'''

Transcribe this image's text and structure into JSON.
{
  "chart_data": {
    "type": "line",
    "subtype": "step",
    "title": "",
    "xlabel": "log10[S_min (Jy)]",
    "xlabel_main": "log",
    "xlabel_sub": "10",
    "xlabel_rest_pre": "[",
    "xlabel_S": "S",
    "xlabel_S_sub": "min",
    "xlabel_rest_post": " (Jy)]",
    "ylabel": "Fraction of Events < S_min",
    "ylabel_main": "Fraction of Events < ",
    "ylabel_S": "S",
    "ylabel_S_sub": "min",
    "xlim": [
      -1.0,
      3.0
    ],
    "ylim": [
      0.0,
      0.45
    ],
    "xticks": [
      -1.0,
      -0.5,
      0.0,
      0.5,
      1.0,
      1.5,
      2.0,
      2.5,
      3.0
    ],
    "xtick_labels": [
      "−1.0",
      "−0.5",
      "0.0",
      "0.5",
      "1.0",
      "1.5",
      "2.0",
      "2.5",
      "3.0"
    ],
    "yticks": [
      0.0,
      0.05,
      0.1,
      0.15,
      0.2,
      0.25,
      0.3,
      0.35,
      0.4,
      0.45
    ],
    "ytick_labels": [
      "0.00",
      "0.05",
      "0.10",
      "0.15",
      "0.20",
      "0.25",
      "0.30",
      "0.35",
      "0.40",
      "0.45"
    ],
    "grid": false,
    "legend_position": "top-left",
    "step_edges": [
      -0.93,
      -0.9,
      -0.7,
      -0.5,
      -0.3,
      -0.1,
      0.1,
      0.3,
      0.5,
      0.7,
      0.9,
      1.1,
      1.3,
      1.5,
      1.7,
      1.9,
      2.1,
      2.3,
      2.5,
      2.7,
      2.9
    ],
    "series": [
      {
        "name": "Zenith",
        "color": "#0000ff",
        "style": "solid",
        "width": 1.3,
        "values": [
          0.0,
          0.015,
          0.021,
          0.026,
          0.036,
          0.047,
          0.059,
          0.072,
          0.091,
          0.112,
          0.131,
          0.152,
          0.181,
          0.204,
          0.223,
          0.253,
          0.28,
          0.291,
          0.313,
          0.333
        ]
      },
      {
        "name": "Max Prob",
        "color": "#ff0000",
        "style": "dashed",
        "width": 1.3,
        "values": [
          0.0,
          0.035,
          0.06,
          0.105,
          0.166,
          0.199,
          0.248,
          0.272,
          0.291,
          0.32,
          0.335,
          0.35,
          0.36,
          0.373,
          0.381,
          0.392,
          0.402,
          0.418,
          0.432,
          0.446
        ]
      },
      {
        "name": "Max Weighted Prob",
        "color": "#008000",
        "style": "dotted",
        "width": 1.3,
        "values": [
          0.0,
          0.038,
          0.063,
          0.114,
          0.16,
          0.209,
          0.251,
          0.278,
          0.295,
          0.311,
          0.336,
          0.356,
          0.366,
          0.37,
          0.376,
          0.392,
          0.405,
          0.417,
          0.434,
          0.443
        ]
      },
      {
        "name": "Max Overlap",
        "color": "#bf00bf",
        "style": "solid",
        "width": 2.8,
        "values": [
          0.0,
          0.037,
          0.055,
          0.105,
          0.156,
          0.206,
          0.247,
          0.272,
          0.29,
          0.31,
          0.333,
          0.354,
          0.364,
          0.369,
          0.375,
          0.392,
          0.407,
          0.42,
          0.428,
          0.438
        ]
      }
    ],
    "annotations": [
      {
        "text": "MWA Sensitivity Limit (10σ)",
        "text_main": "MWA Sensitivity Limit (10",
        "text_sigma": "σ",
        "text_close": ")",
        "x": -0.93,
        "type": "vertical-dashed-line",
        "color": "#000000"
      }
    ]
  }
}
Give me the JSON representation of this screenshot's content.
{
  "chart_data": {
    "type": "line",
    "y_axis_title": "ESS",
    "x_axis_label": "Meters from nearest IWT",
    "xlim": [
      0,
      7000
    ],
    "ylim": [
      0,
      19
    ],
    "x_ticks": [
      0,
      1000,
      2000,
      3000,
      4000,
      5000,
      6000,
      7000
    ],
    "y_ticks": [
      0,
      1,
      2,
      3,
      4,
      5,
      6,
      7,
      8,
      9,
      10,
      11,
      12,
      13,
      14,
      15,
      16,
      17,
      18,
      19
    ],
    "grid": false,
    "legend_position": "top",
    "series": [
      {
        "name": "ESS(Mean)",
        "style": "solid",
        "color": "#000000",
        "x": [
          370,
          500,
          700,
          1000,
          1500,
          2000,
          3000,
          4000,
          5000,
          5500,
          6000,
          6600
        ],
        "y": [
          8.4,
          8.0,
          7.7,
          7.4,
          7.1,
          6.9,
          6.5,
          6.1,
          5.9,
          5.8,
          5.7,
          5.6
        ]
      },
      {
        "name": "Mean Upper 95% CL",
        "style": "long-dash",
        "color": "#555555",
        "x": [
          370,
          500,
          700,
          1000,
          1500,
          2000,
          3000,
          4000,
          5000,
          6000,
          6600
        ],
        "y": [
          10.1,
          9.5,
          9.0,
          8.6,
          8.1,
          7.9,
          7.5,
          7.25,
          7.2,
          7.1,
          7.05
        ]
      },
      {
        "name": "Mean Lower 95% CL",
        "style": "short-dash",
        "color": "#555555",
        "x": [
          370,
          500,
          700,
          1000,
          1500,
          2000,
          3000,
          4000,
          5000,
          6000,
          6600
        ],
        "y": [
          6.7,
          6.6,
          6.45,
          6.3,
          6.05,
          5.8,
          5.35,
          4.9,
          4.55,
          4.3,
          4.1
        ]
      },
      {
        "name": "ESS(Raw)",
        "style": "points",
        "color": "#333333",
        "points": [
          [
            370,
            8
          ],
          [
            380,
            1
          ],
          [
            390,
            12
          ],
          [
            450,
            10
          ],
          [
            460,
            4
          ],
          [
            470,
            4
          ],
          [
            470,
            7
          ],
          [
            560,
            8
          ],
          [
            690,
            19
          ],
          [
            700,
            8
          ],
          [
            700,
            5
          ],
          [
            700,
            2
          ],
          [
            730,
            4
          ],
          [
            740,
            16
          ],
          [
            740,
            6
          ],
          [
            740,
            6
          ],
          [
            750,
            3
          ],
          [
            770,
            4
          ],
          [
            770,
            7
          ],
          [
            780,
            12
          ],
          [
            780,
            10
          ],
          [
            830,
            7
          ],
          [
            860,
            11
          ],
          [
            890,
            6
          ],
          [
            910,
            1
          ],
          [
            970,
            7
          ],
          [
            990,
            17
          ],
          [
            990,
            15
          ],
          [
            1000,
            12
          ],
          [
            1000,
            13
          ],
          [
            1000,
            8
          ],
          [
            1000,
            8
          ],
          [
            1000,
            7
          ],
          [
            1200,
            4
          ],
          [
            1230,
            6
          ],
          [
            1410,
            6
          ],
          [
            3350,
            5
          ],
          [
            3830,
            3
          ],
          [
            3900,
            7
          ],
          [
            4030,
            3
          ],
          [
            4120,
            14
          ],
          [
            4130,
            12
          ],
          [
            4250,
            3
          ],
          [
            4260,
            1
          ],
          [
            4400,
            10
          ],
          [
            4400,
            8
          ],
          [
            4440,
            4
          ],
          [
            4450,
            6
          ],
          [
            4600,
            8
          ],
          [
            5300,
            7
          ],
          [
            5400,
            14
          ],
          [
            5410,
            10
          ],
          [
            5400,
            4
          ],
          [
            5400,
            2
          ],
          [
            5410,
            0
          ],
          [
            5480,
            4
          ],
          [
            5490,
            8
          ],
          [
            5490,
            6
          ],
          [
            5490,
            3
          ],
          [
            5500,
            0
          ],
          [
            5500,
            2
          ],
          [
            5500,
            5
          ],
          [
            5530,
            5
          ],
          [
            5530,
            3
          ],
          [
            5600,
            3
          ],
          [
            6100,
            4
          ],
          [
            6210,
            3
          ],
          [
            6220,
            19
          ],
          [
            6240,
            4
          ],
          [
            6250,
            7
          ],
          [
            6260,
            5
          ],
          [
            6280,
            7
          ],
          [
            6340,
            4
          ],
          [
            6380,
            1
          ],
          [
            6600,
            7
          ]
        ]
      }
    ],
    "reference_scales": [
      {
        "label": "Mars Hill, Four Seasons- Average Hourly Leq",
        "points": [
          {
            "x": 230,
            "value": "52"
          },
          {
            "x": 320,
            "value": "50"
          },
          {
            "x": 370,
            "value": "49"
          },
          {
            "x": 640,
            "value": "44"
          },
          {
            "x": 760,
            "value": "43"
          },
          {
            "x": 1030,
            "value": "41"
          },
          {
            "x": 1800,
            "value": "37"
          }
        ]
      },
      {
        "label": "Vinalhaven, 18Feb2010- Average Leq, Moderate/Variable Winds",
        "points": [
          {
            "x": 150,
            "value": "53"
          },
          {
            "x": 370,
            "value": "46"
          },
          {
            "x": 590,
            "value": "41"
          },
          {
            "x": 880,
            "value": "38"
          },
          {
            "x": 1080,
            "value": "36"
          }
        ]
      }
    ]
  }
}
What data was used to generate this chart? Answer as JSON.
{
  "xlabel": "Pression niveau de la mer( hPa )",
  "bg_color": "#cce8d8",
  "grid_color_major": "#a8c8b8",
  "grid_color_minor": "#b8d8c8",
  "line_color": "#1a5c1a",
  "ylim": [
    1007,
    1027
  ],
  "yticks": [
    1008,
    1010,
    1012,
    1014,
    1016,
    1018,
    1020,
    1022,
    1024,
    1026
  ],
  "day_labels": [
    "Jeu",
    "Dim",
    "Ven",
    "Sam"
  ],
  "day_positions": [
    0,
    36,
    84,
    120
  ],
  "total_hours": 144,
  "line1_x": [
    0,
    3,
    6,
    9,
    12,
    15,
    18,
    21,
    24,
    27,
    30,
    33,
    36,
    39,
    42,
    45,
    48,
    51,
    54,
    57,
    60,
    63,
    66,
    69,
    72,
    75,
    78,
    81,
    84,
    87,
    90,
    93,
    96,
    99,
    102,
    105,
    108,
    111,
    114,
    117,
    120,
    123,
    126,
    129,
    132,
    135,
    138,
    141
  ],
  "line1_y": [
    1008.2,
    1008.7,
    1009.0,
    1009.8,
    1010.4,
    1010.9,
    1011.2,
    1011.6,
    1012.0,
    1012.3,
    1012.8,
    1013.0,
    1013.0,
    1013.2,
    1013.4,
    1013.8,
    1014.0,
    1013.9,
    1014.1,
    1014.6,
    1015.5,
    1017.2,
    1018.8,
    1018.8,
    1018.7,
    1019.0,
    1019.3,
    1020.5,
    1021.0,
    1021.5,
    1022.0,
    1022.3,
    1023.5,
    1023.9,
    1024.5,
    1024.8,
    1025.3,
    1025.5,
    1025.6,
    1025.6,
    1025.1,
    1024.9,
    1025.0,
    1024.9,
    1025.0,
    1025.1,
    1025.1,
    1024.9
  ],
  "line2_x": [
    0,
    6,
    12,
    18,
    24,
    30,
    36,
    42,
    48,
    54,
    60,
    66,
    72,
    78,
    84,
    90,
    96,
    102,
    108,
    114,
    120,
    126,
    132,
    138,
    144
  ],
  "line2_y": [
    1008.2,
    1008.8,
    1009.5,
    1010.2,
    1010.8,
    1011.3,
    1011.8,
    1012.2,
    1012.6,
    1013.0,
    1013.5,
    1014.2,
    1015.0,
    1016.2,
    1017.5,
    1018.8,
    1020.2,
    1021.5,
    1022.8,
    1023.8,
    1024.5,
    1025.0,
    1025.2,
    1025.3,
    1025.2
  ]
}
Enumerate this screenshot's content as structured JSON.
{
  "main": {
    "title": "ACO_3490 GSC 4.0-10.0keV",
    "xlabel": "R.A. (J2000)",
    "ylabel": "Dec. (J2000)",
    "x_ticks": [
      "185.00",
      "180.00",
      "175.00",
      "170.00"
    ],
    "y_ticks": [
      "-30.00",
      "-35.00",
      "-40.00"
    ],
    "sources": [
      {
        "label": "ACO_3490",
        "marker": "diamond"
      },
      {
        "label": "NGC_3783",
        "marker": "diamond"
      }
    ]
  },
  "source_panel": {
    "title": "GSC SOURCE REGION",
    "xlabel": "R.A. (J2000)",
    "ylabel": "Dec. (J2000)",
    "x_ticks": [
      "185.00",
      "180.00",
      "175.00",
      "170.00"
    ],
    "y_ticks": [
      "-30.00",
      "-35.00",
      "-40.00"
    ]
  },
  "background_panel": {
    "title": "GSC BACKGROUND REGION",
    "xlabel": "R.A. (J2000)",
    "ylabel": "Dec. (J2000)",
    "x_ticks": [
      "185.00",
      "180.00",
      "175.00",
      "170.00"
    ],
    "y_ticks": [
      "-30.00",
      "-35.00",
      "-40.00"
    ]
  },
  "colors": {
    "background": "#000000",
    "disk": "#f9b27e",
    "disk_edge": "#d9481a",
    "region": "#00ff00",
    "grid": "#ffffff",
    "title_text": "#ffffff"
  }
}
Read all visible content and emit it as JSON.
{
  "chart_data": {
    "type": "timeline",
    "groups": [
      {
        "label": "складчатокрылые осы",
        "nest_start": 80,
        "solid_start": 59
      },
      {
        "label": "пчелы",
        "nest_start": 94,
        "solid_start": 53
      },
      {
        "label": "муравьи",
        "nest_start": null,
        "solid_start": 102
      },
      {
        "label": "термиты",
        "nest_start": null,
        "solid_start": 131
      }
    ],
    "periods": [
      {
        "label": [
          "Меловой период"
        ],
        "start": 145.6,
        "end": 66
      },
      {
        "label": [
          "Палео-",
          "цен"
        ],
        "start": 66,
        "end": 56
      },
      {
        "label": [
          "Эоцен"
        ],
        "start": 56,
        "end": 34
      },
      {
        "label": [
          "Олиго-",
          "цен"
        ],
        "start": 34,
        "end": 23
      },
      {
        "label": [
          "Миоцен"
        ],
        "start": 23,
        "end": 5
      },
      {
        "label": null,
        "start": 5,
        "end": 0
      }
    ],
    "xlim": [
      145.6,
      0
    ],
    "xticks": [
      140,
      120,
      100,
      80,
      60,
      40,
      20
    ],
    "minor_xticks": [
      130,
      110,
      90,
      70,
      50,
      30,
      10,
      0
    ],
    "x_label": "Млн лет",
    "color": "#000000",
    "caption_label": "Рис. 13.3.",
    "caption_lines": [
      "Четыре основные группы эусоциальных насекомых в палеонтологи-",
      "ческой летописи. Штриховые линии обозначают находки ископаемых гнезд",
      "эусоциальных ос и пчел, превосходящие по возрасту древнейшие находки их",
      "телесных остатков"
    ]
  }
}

'''

§ **CHALLENGE**:
Read the data above and count the lines that include "name". Answer only with the count.

§ **PROBLEM SOLUTION**:
8